**** Record excerpts

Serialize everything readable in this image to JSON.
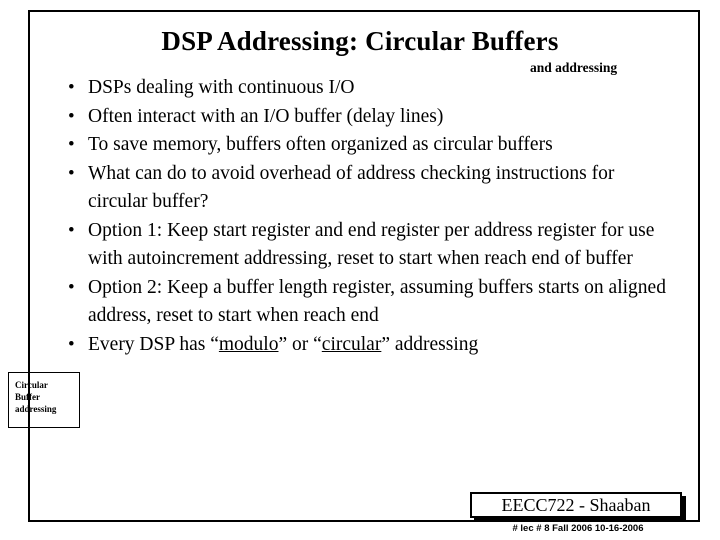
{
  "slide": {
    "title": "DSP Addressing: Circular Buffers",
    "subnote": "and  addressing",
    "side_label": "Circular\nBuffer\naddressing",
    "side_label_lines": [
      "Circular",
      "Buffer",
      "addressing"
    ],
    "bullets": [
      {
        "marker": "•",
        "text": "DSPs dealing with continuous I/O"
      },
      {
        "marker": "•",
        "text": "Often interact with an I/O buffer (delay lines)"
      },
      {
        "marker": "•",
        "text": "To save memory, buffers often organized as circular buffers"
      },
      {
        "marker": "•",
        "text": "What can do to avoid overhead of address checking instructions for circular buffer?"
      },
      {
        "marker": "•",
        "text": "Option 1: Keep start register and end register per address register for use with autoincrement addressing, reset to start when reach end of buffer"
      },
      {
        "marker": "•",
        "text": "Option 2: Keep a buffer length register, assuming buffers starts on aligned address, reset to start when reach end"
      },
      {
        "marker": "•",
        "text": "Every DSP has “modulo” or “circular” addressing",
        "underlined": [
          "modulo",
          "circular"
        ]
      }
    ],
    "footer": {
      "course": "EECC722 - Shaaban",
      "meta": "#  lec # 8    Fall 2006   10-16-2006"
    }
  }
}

********
**** Record excerpts

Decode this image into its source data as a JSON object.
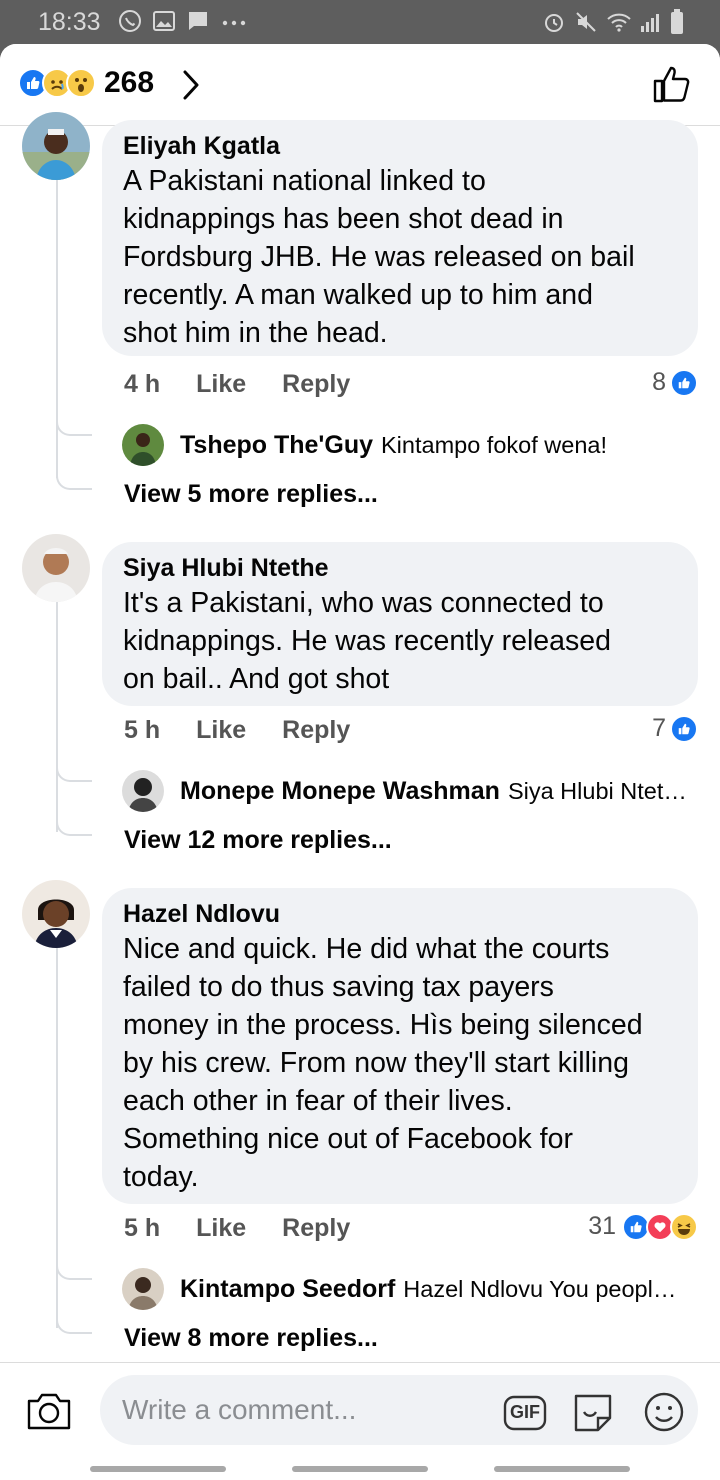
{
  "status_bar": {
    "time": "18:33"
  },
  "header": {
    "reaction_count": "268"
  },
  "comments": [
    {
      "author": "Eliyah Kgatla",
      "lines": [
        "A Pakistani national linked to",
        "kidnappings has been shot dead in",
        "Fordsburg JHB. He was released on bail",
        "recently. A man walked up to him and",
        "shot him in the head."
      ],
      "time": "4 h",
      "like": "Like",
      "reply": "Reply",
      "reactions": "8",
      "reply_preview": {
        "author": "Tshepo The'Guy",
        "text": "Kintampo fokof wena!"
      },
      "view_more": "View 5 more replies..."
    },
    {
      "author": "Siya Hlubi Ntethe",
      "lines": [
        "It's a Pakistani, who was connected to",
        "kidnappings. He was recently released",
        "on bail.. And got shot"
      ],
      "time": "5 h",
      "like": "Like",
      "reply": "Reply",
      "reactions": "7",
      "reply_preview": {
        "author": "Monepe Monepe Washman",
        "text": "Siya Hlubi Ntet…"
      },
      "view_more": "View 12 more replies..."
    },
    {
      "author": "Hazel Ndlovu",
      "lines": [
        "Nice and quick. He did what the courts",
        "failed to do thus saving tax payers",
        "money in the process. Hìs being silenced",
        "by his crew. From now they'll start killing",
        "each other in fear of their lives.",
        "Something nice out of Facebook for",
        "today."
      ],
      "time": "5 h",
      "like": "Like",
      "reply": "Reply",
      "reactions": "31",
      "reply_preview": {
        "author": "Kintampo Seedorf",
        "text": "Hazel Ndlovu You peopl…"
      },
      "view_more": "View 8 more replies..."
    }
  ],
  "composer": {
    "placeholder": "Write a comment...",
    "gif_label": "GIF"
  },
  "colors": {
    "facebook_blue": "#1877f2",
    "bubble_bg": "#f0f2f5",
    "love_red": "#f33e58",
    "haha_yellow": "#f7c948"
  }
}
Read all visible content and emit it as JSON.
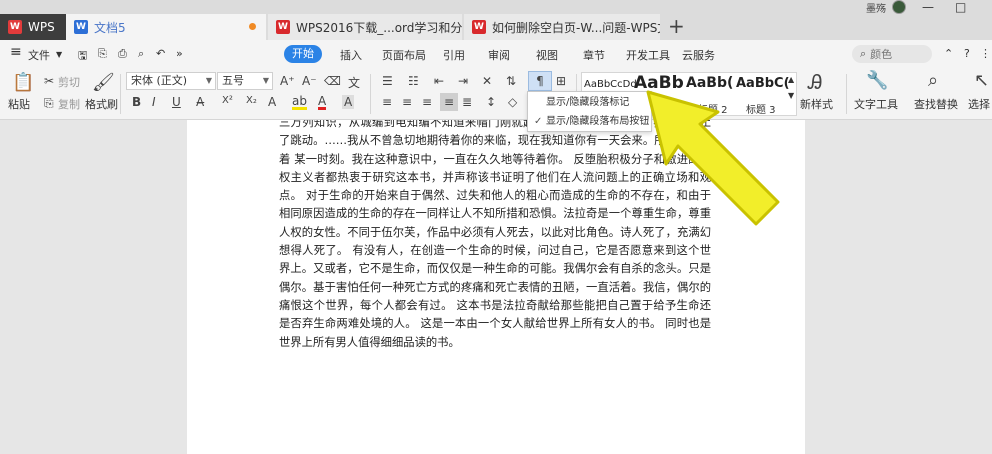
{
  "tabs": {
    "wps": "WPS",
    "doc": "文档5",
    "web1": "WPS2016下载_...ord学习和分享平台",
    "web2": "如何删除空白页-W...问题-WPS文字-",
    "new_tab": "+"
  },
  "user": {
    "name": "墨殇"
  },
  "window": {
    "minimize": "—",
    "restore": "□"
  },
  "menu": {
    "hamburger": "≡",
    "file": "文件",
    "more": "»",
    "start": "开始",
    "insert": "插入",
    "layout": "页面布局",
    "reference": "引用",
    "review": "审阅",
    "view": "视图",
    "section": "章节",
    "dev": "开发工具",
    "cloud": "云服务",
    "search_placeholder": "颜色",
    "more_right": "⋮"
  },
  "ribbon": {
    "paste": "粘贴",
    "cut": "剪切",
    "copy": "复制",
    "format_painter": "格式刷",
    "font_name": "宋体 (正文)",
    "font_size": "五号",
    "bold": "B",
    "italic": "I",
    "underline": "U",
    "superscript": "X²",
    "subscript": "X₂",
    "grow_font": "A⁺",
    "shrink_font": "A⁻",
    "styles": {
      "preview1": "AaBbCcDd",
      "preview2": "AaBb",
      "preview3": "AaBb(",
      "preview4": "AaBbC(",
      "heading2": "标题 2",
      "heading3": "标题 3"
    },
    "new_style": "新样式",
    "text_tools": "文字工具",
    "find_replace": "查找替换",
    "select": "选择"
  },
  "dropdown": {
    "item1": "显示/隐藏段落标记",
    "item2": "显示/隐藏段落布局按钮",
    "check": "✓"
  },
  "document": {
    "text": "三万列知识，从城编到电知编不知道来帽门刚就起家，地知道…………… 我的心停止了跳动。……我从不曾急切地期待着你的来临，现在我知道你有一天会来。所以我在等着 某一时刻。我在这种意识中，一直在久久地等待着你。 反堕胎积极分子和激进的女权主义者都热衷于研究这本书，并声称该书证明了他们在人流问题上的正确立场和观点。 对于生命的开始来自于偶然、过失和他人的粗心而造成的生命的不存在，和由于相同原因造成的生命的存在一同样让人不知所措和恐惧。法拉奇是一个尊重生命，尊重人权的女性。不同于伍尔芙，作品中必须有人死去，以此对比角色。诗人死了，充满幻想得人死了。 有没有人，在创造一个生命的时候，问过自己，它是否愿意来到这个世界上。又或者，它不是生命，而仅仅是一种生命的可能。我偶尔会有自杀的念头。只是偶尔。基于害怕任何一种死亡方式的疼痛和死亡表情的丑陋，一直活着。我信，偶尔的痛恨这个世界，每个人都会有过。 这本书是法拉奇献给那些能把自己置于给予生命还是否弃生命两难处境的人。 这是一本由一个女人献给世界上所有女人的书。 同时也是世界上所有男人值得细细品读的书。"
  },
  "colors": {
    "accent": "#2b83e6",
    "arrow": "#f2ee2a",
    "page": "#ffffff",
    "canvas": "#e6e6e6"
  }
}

********
**** Record excerpts

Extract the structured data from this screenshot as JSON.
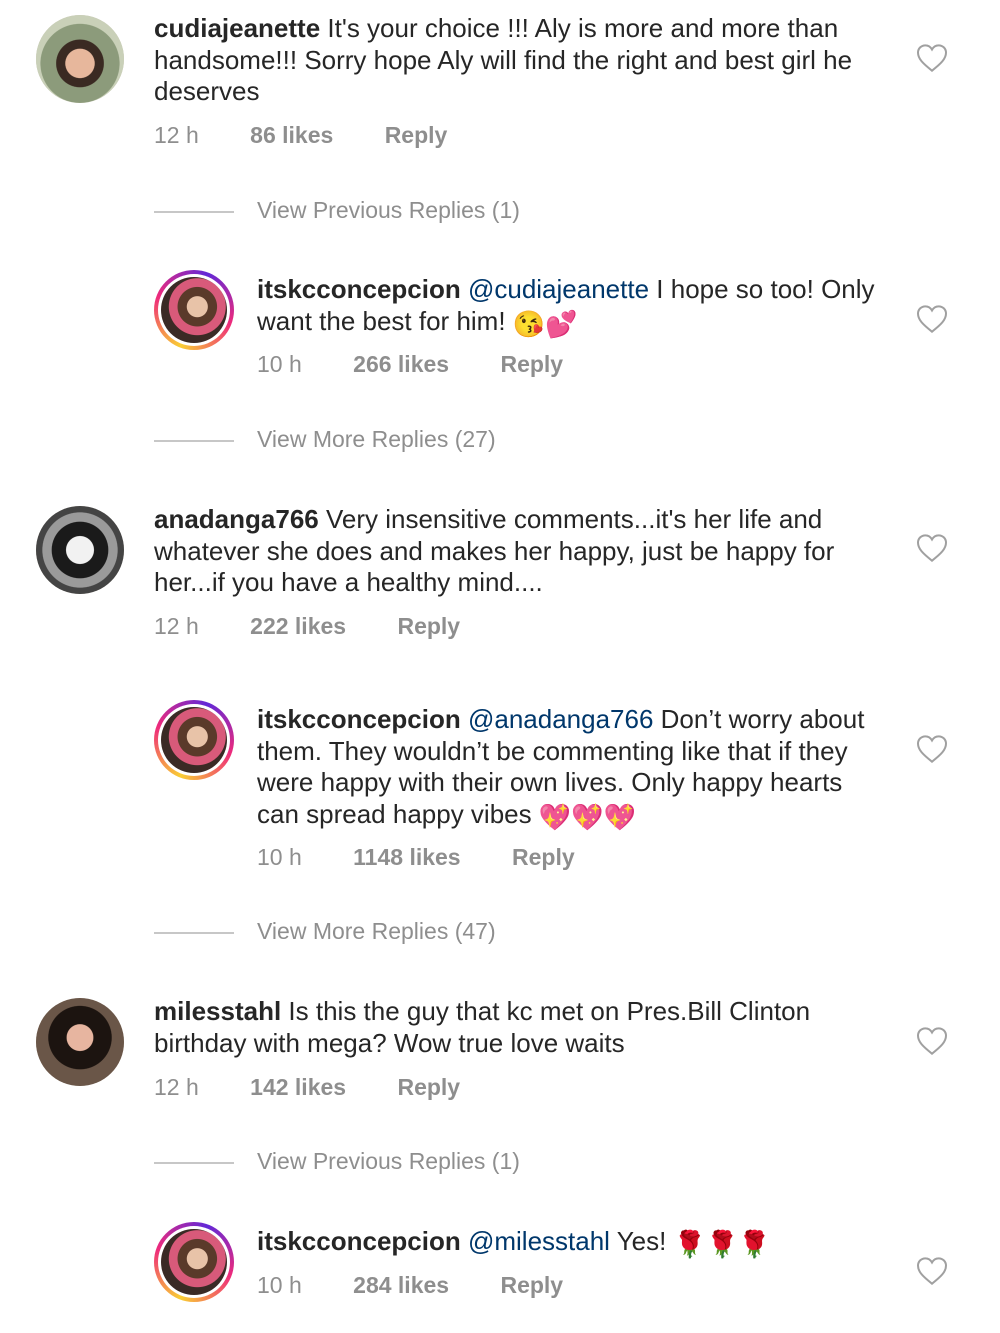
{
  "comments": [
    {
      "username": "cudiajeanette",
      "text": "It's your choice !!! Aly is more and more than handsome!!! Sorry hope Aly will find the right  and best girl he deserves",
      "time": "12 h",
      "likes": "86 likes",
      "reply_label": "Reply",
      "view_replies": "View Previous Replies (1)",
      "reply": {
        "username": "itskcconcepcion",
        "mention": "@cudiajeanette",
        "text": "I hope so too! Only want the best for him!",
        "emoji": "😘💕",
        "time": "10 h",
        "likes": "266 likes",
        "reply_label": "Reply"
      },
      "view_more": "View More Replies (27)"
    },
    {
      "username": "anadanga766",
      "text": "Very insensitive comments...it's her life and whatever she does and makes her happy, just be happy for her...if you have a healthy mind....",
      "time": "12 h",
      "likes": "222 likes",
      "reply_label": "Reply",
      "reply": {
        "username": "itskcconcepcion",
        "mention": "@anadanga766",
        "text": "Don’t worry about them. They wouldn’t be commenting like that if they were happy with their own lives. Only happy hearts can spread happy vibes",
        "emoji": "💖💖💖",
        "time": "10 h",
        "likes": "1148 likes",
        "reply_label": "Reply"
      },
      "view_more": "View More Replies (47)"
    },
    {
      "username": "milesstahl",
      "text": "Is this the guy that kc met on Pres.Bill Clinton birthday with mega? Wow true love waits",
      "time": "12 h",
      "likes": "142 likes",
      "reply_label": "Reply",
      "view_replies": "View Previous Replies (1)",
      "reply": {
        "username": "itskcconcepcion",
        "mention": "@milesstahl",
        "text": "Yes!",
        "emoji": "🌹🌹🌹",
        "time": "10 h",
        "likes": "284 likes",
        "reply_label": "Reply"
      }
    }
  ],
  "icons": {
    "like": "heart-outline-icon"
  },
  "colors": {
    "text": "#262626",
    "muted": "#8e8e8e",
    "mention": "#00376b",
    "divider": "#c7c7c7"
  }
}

********

## Problem
Pick out each line containing "when" and report it.

## Complete response
        "text": "Option 1: Keep start register and end register per address register for use with autoincrement addressing, reset to start when reach end of buffer"
        "text": "Option 2: Keep a buffer length register, assuming buffers starts on aligned address, reset to start when reach end"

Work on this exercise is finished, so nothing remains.